Records from a data source
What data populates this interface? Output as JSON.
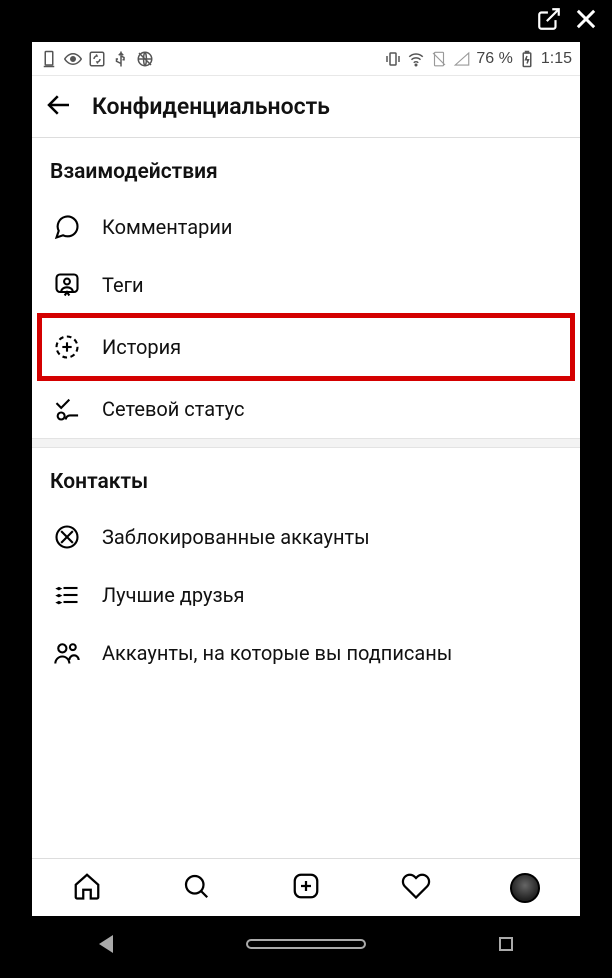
{
  "statusbar": {
    "battery_pct": "76 %",
    "time": "1:15"
  },
  "header": {
    "title": "Конфиденциальность"
  },
  "sections": [
    {
      "title": "Взаимодействия",
      "items": [
        {
          "label": "Комментарии"
        },
        {
          "label": "Теги"
        },
        {
          "label": "История"
        },
        {
          "label": "Сетевой статус"
        }
      ]
    },
    {
      "title": "Контакты",
      "items": [
        {
          "label": "Заблокированные аккаунты"
        },
        {
          "label": "Лучшие друзья"
        },
        {
          "label": "Аккаунты, на которые вы подписаны"
        }
      ]
    }
  ]
}
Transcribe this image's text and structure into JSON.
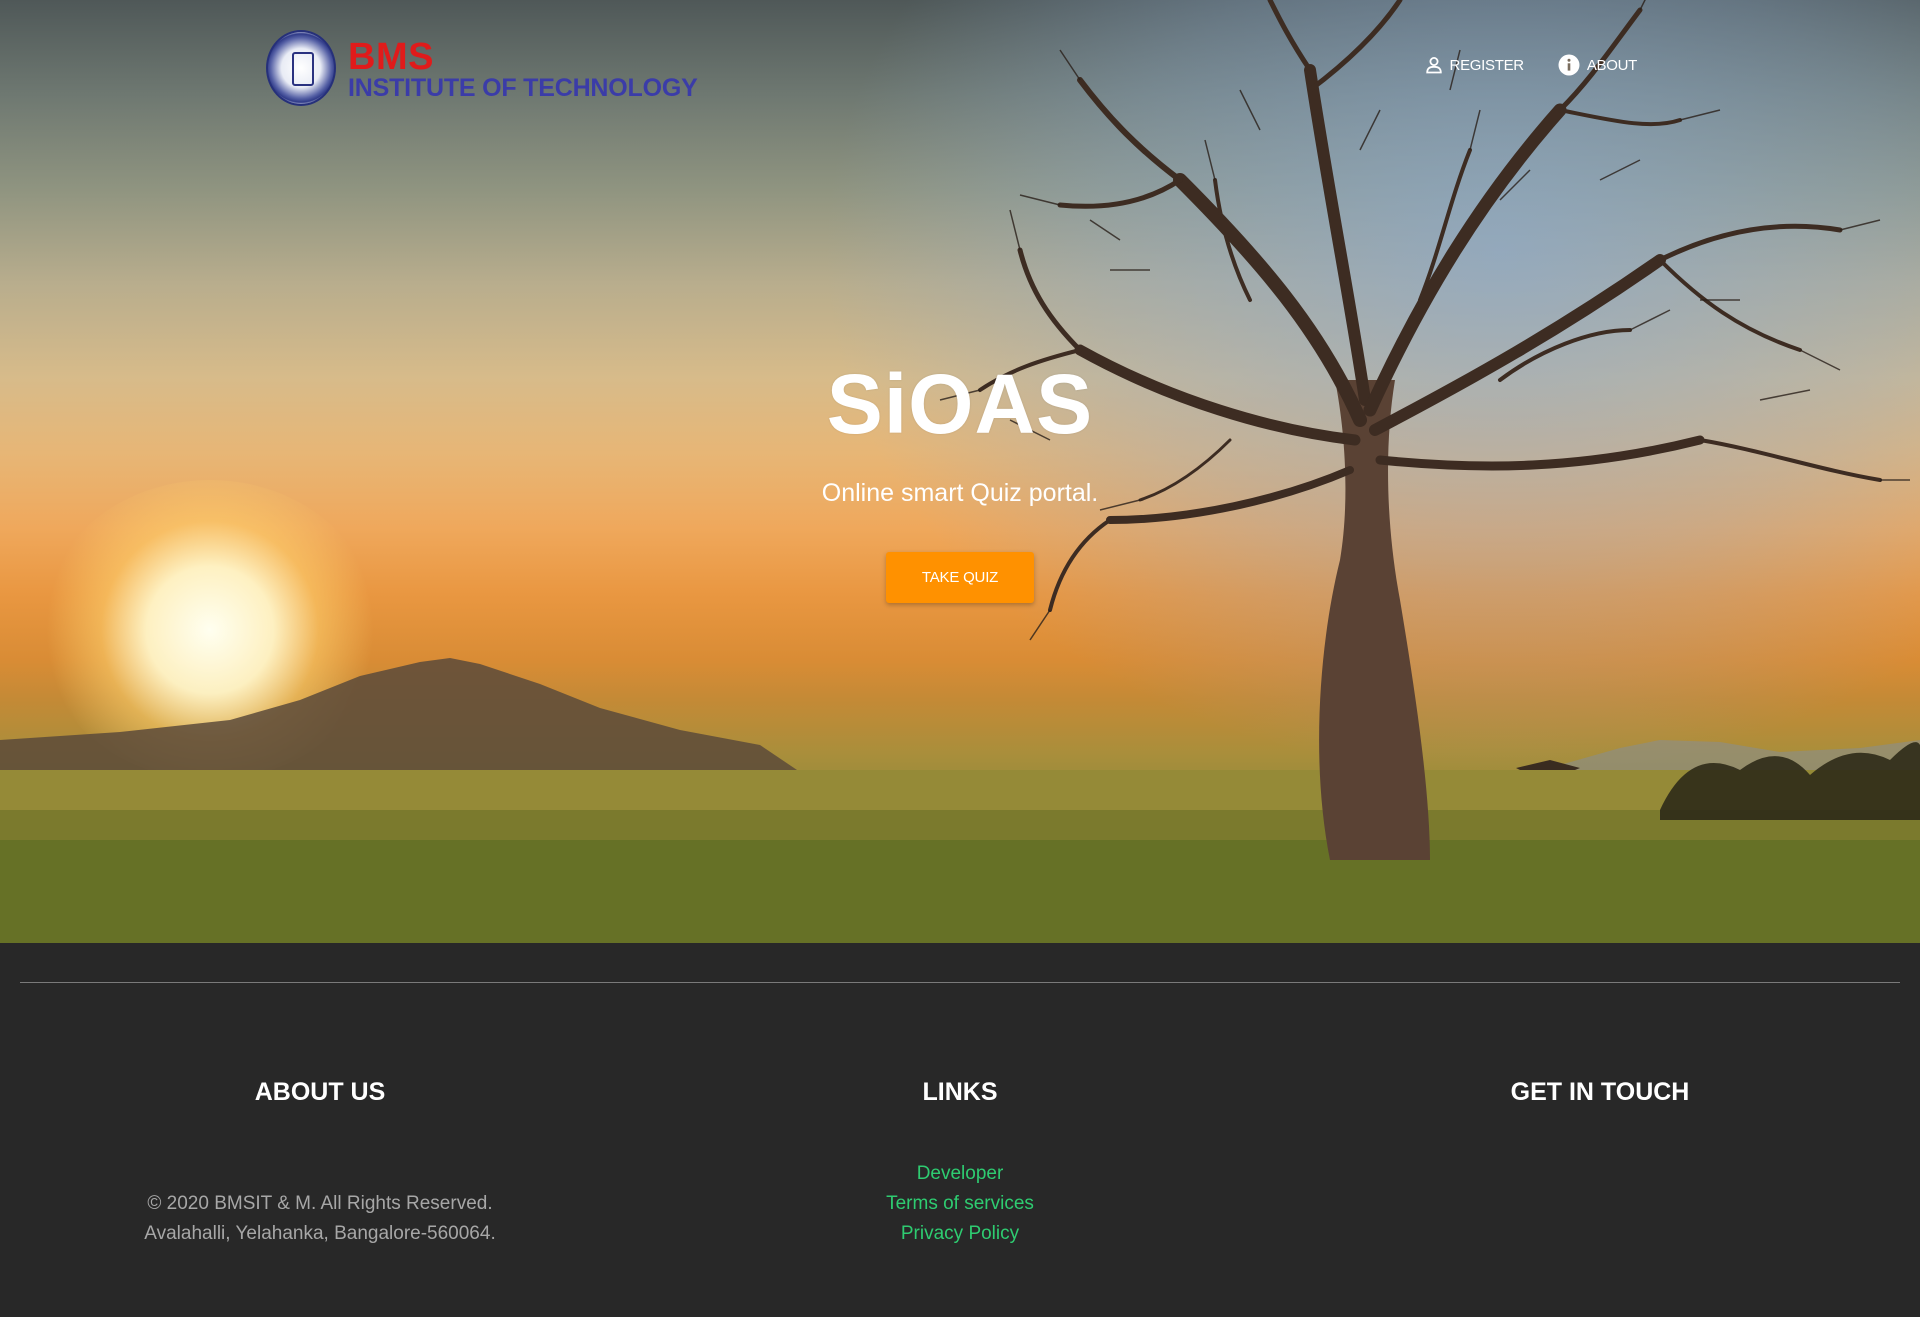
{
  "brand": {
    "name": "BMS",
    "subtitle": "INSTITUTE OF TECHNOLOGY",
    "colors": {
      "name": "#e01b1b",
      "subtitle": "#3b3ca8"
    }
  },
  "nav": {
    "items": [
      {
        "label": "REGISTER",
        "icon": "user-icon"
      },
      {
        "label": "ABOUT",
        "icon": "info-icon"
      }
    ]
  },
  "hero": {
    "title": "SiOAS",
    "subtitle": "Online smart Quiz portal.",
    "cta_label": "TAKE QUIZ",
    "cta_color": "#ff9100"
  },
  "footer": {
    "about": {
      "heading": "ABOUT US",
      "lines": [
        "© 2020 BMSIT & M. All Rights Reserved.",
        "Avalahalli, Yelahanka, Bangalore-560064."
      ]
    },
    "links": {
      "heading": "LINKS",
      "items": [
        "Developer",
        "Terms of services",
        "Privacy Policy"
      ],
      "color": "#2ecc71"
    },
    "contact": {
      "heading": "GET IN TOUCH"
    }
  }
}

• What you have to do:
Repeat the records in full, exactly as they appear, without the pictures.

• Answer to this exercise:
What data populates this interface? Output as JSON.
{
  "statusbar": {
    "battery_pct": "76 %",
    "time": "1:15"
  },
  "header": {
    "title": "Конфиденциальность"
  },
  "sections": [
    {
      "title": "Взаимодействия",
      "items": [
        {
          "label": "Комментарии"
        },
        {
          "label": "Теги"
        },
        {
          "label": "История"
        },
        {
          "label": "Сетевой статус"
        }
      ]
    },
    {
      "title": "Контакты",
      "items": [
        {
          "label": "Заблокированные аккаунты"
        },
        {
          "label": "Лучшие друзья"
        },
        {
          "label": "Аккаунты, на которые вы подписаны"
        }
      ]
    }
  ]
}
Transcribe this image's text and structure into JSON.
{
  "brand": {
    "name": "BMS",
    "subtitle": "INSTITUTE OF TECHNOLOGY",
    "colors": {
      "name": "#e01b1b",
      "subtitle": "#3b3ca8"
    }
  },
  "nav": {
    "items": [
      {
        "label": "REGISTER",
        "icon": "user-icon"
      },
      {
        "label": "ABOUT",
        "icon": "info-icon"
      }
    ]
  },
  "hero": {
    "title": "SiOAS",
    "subtitle": "Online smart Quiz portal.",
    "cta_label": "TAKE QUIZ",
    "cta_color": "#ff9100"
  },
  "footer": {
    "about": {
      "heading": "ABOUT US",
      "lines": [
        "© 2020 BMSIT & M. All Rights Reserved.",
        "Avalahalli, Yelahanka, Bangalore-560064."
      ]
    },
    "links": {
      "heading": "LINKS",
      "items": [
        "Developer",
        "Terms of services",
        "Privacy Policy"
      ],
      "color": "#2ecc71"
    },
    "contact": {
      "heading": "GET IN TOUCH"
    }
  }
}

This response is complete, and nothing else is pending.